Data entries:
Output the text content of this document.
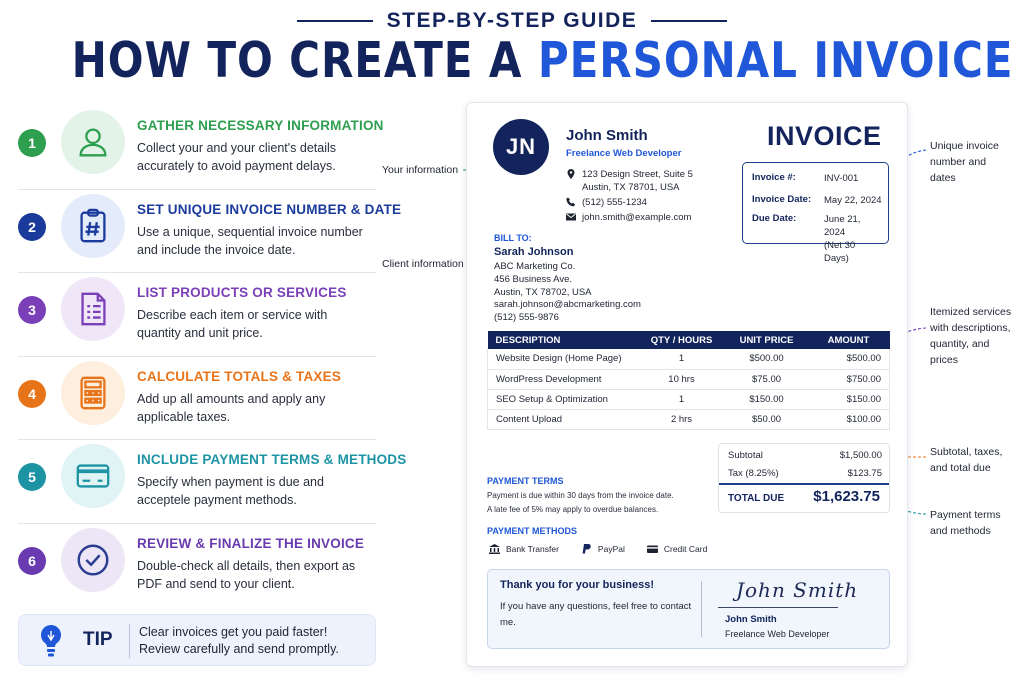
STEP-BY-STEP GUIDE
HOW TO CREATE A PERSONAL INVOICE
1
GATHER NECESSARY INFORMATION
Collect your and your client's details accurately to avoid payment delays.
2
SET UNIQUE INVOICE NUMBER & DATE
Use a unique, sequential invoice number and include the invoice date.
3
LIST PRODUCTS OR SERVICES
Describe each item or service with quantity and unit price.
4
CALCULATE TOTALS & TAXES
Add up all amounts and apply any applicable taxes.
5
INCLUDE PAYMENT TERMS & METHODS
Specify when payment is due and acceptele payment methods.
6
REVIEW & FINALIZE THE INVOICE
Double-check all details, then export as PDF and send to your client.
TIP Clear invoices get you paid faster!
Review carefully and send promptly.
Your information
Client information
Unique invoice
number and
dates
Itemized services
with descriptions,
quantity, and
prices
Subtotal, taxes,
and total due
Payment terms
and methods
JN	John Smith
Freelance Web Developer
123 Design Street, Suite 5
Austin, TX 78701, USA
(512) 555-1234
john.smith@example.com
INVOICE
Invoice #:	INV-001
Invoice Date: May 22, 2024
Due Date:	June 21, 2024
(Net 30 Days)
BILL TO:
Sarah Johnson
ABC Marketing Co.
456 Business Ave.
Austin, TX 78702, USA
sarah.johnson@abcmarketing.com
(512) 555-9876
DESCRIPTION	QTY / HOURS	UNIT PRICE	AMOUNT
Website Design (Home Page)	1	$500.00	$500.00
WordPress Development	10 hrs	$75.00	$750.00
SEO Setup & Optimization	1	$150.00	$150.00
Content Upload	2 hrs	$50.00	$100.00
Subtotal	$1,500.00
Tax (8.25%)	$123.75
TOTAL DUE $1,623.75
PAYMENT TERMS
Payment is due within 30 days from the invoice date.
A late fee of 5% may apply to overdue balances.
PAYMENT METHODS
Bank Transfer	PayPal	Credit Card
Thank you for your business!
If you have any questions, feel free to contact me.
John Smith
John Smith
Freelance Web Developer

**Exercise details:** Write the records out once more, exactly as they appear, with no pictures.

**Solved exercise:**
Output the text content of this document.
STEP-BY-STEP GUIDE
HOW TO CREATE A PERSONAL INVOICE
1
GATHER NECESSARY INFORMATION
Collect your and your client's details accurately to avoid payment delays.
2
SET UNIQUE INVOICE NUMBER & DATE
Use a unique, sequential invoice number and include the invoice date.
3
LIST PRODUCTS OR SERVICES
Describe each item or service with quantity and unit price.
4
CALCULATE TOTALS & TAXES
Add up all amounts and apply any applicable taxes.
5
INCLUDE PAYMENT TERMS & METHODS
Specify when payment is due and acceptele payment methods.
6
REVIEW & FINALIZE THE INVOICE
Double-check all details, then export as PDF and send to your client.
TIP Clear invoices get you paid faster!
Review carefully and send promptly.
Your information
Client information
Unique invoice
number and
dates
Itemized services
with descriptions,
quantity, and
prices
Subtotal, taxes,
and total due
Payment terms
and methods
JN	John Smith
Freelance Web Developer
123 Design Street, Suite 5
Austin, TX 78701, USA
(512) 555-1234
john.smith@example.com
INVOICE
Invoice #:	INV-001
Invoice Date: May 22, 2024
Due Date:	June 21, 2024
(Net 30 Days)
BILL TO:
Sarah Johnson
ABC Marketing Co.
456 Business Ave.
Austin, TX 78702, USA
sarah.johnson@abcmarketing.com
(512) 555-9876
DESCRIPTION	QTY / HOURS	UNIT PRICE	AMOUNT
Website Design (Home Page)	1	$500.00	$500.00
WordPress Development	10 hrs	$75.00	$750.00
SEO Setup & Optimization	1	$150.00	$150.00
Content Upload	2 hrs	$50.00	$100.00
Subtotal	$1,500.00
Tax (8.25%)	$123.75
TOTAL DUE $1,623.75
PAYMENT TERMS
Payment is due within 30 days from the invoice date.
A late fee of 5% may apply to overdue balances.
PAYMENT METHODS
Bank Transfer	PayPal	Credit Card
Thank you for your business!
If you have any questions, feel free to contact me.
John Smith
John Smith
Freelance Web Developer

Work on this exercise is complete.